* start Data provided *

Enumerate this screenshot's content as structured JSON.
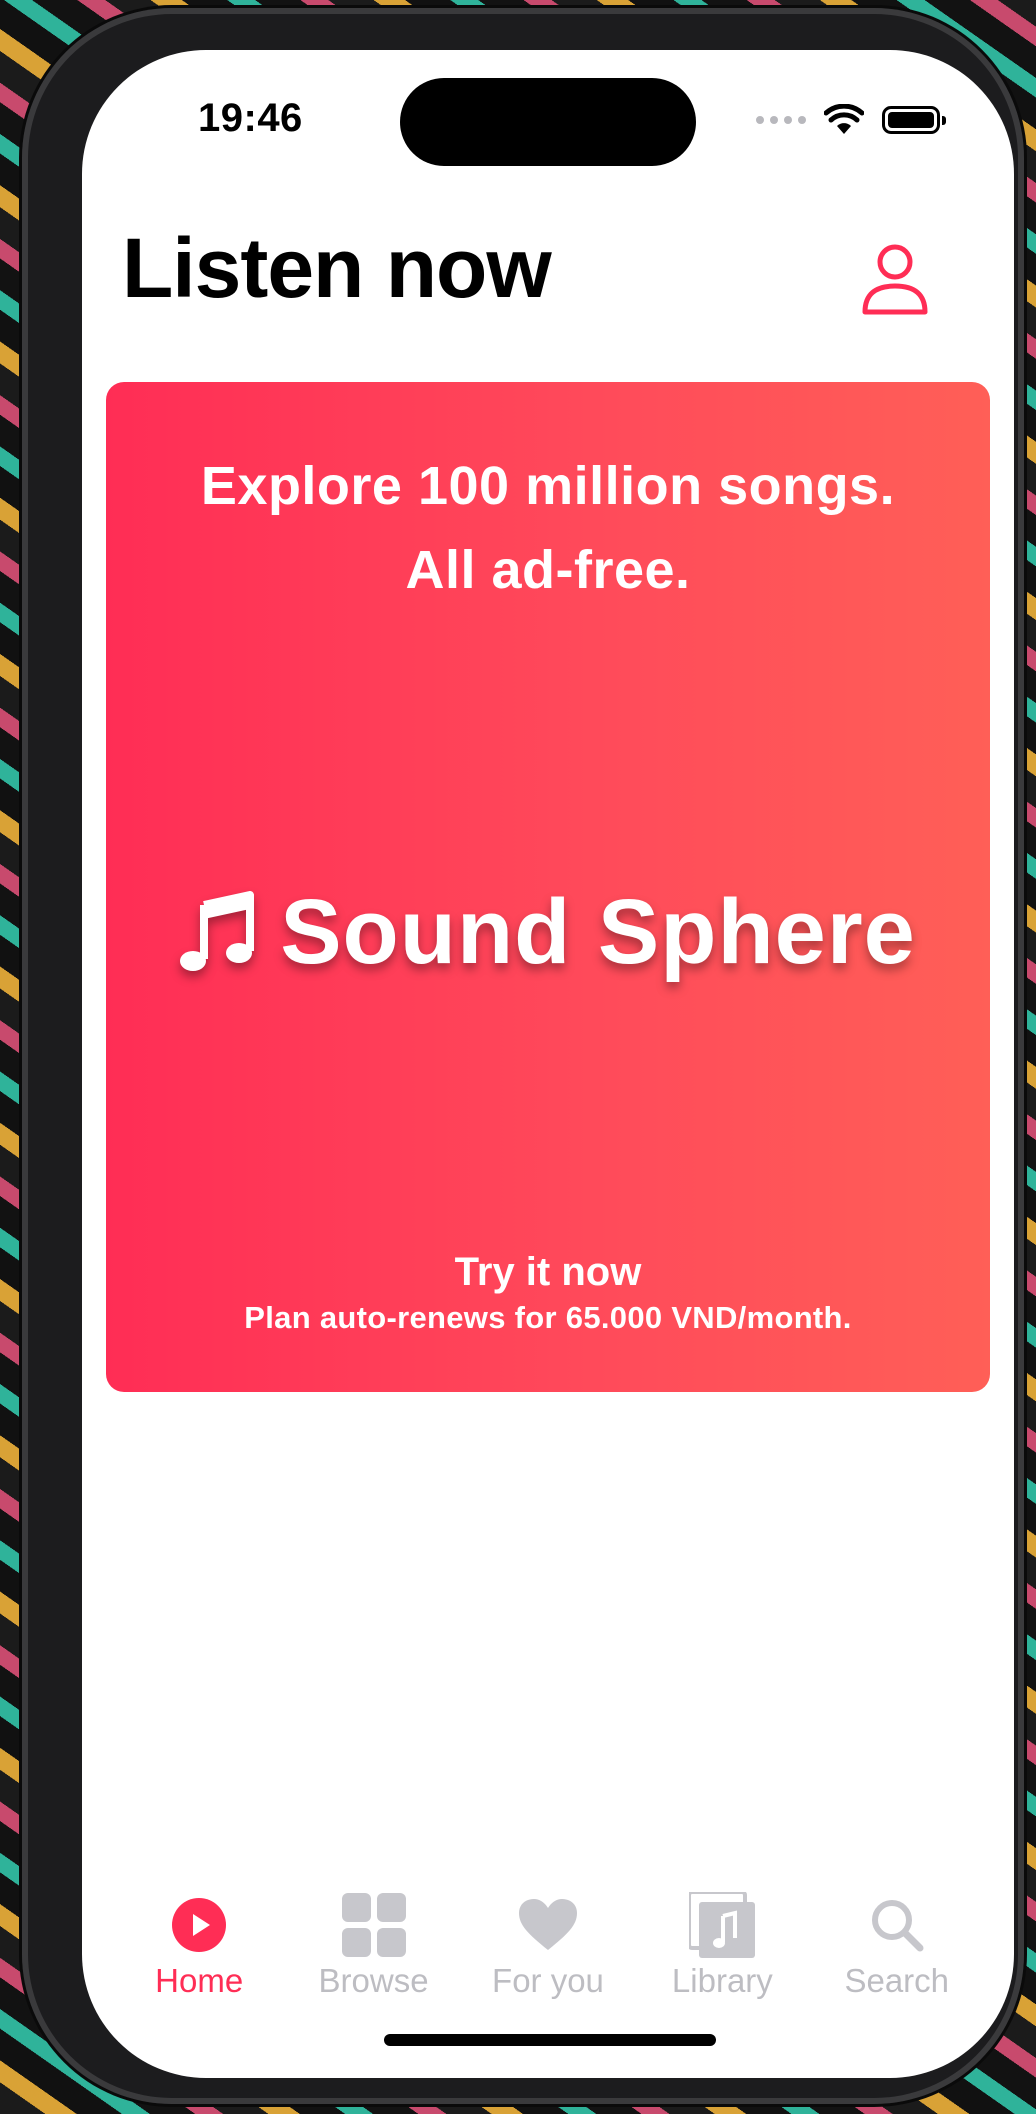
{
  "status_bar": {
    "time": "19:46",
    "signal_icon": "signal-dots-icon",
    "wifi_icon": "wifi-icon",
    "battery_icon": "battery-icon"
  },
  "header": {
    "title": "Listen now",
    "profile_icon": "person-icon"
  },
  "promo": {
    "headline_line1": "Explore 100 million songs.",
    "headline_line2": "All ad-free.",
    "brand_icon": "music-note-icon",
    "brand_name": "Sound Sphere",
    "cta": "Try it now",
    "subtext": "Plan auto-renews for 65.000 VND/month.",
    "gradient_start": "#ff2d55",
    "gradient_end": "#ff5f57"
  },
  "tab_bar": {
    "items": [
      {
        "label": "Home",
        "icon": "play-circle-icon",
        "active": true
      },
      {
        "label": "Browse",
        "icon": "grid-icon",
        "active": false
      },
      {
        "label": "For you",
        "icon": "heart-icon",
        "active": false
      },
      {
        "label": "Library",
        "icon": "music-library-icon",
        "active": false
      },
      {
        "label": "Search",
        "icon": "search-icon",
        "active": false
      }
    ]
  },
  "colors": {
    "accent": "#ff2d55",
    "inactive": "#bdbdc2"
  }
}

* end Data provided *

Leave out the pictures and output every record above precisely as given.

Enumerate this screenshot's content as structured JSON.
{
  "status_bar": {
    "time": "19:46",
    "signal_icon": "signal-dots-icon",
    "wifi_icon": "wifi-icon",
    "battery_icon": "battery-icon"
  },
  "header": {
    "title": "Listen now",
    "profile_icon": "person-icon"
  },
  "promo": {
    "headline_line1": "Explore 100 million songs.",
    "headline_line2": "All ad-free.",
    "brand_icon": "music-note-icon",
    "brand_name": "Sound Sphere",
    "cta": "Try it now",
    "subtext": "Plan auto-renews for 65.000 VND/month.",
    "gradient_start": "#ff2d55",
    "gradient_end": "#ff5f57"
  },
  "tab_bar": {
    "items": [
      {
        "label": "Home",
        "icon": "play-circle-icon",
        "active": true
      },
      {
        "label": "Browse",
        "icon": "grid-icon",
        "active": false
      },
      {
        "label": "For you",
        "icon": "heart-icon",
        "active": false
      },
      {
        "label": "Library",
        "icon": "music-library-icon",
        "active": false
      },
      {
        "label": "Search",
        "icon": "search-icon",
        "active": false
      }
    ]
  },
  "colors": {
    "accent": "#ff2d55",
    "inactive": "#bdbdc2"
  }
}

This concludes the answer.